• **Prompt**: Search the material below for the string "population" and list each line that holds it.

------------------------------------

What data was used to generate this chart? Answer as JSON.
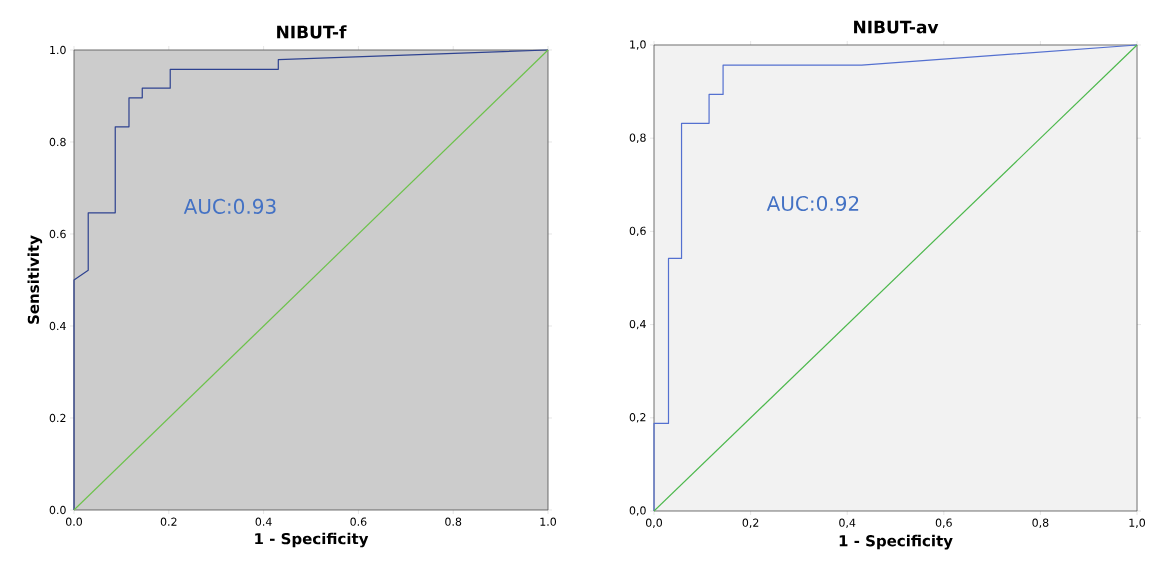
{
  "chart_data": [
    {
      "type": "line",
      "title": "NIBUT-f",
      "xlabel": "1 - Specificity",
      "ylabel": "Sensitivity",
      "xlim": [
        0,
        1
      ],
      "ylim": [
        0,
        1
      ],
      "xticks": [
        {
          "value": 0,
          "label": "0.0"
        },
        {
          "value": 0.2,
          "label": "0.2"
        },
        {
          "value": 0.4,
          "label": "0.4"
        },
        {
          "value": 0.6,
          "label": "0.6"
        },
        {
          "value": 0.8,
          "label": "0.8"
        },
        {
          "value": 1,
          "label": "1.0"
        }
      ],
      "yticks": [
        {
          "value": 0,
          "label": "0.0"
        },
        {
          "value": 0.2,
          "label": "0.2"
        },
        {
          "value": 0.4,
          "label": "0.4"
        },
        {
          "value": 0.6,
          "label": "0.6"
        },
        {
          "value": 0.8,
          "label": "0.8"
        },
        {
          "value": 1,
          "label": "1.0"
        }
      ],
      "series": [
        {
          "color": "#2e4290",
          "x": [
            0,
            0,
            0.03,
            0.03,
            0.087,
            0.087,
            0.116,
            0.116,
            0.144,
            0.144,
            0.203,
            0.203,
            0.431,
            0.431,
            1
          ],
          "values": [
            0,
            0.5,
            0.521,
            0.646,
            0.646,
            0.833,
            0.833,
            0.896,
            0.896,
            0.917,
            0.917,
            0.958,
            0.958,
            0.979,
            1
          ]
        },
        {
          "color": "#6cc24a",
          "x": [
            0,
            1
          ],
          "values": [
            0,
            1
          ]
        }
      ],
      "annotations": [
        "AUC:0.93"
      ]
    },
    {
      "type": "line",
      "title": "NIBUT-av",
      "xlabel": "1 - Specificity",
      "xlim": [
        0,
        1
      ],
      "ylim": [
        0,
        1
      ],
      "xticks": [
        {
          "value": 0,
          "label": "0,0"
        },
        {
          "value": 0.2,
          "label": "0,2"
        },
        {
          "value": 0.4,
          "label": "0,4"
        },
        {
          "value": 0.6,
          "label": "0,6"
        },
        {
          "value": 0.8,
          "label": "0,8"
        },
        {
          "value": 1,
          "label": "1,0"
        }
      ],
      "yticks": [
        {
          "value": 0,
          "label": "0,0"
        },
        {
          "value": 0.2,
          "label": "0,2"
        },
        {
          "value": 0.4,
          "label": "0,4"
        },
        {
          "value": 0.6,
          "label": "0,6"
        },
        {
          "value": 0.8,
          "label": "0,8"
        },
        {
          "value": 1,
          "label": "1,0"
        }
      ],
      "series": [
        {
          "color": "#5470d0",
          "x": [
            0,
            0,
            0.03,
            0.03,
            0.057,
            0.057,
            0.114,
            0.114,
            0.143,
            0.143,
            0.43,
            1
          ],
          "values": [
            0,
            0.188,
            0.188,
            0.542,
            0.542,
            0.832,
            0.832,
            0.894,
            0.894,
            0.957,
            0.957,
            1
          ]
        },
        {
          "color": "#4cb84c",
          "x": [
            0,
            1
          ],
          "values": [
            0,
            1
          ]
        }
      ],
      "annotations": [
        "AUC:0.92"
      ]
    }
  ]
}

------------------------------------

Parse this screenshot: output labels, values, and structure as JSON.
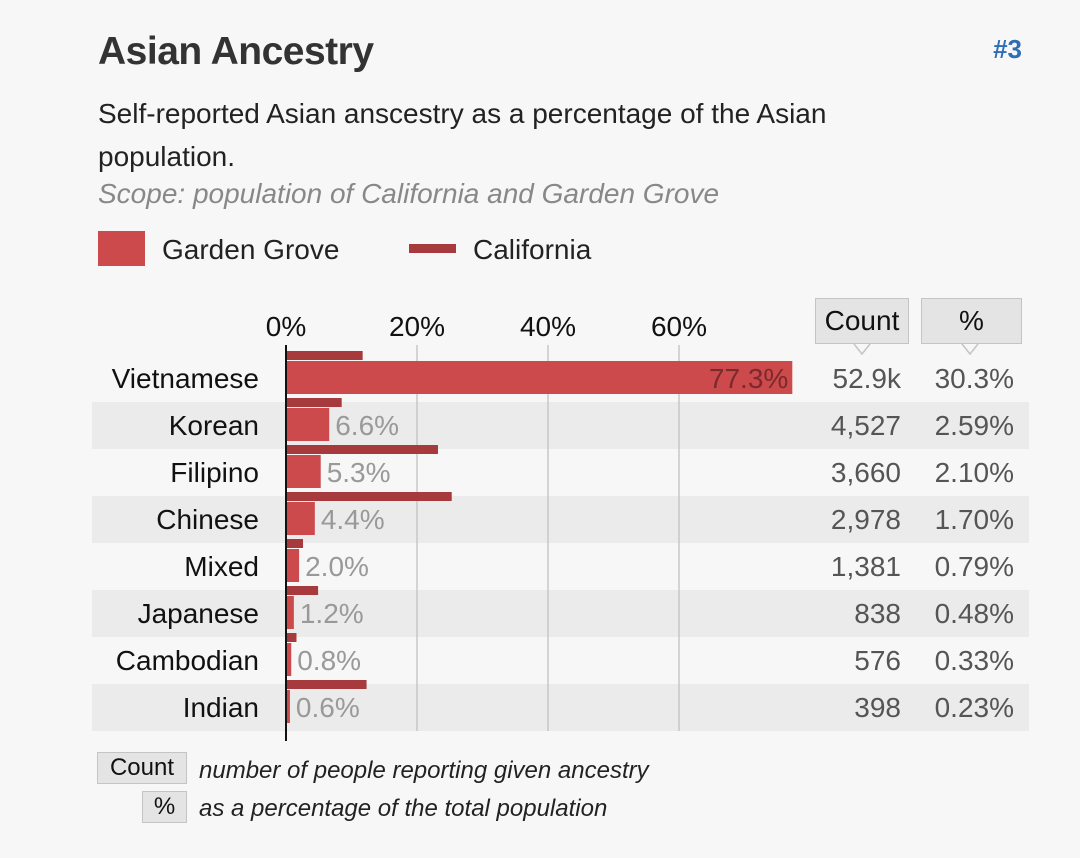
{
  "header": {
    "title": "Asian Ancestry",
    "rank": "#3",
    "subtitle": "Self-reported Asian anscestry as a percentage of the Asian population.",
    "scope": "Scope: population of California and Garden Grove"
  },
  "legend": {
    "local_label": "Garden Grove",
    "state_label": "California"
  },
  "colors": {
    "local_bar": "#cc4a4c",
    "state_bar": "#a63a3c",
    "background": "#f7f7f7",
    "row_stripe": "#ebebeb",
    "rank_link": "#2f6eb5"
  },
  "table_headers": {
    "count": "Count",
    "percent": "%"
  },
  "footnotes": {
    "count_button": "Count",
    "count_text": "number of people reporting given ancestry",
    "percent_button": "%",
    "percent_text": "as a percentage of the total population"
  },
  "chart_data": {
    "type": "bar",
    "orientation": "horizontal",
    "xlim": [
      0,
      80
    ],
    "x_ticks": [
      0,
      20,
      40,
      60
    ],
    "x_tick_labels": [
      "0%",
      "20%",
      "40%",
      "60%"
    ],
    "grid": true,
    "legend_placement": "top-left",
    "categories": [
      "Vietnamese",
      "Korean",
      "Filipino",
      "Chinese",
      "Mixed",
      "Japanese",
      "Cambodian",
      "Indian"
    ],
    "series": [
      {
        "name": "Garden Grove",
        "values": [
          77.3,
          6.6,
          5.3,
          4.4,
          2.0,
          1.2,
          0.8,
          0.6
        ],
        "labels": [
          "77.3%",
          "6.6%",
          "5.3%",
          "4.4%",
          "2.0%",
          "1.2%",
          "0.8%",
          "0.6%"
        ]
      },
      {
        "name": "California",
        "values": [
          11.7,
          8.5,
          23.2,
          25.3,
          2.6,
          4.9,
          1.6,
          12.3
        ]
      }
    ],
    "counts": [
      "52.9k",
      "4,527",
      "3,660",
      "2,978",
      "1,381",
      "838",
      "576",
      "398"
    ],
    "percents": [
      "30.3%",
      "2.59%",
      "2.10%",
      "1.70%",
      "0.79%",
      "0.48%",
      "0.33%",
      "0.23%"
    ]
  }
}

------------------------------------

• **Correct answer**:
    "subtitle": "Self-reported Asian anscestry as a percentage of the Asian population.",
    "scope": "Scope: population of California and Garden Grove"
    "percent_text": "as a percentage of the total population"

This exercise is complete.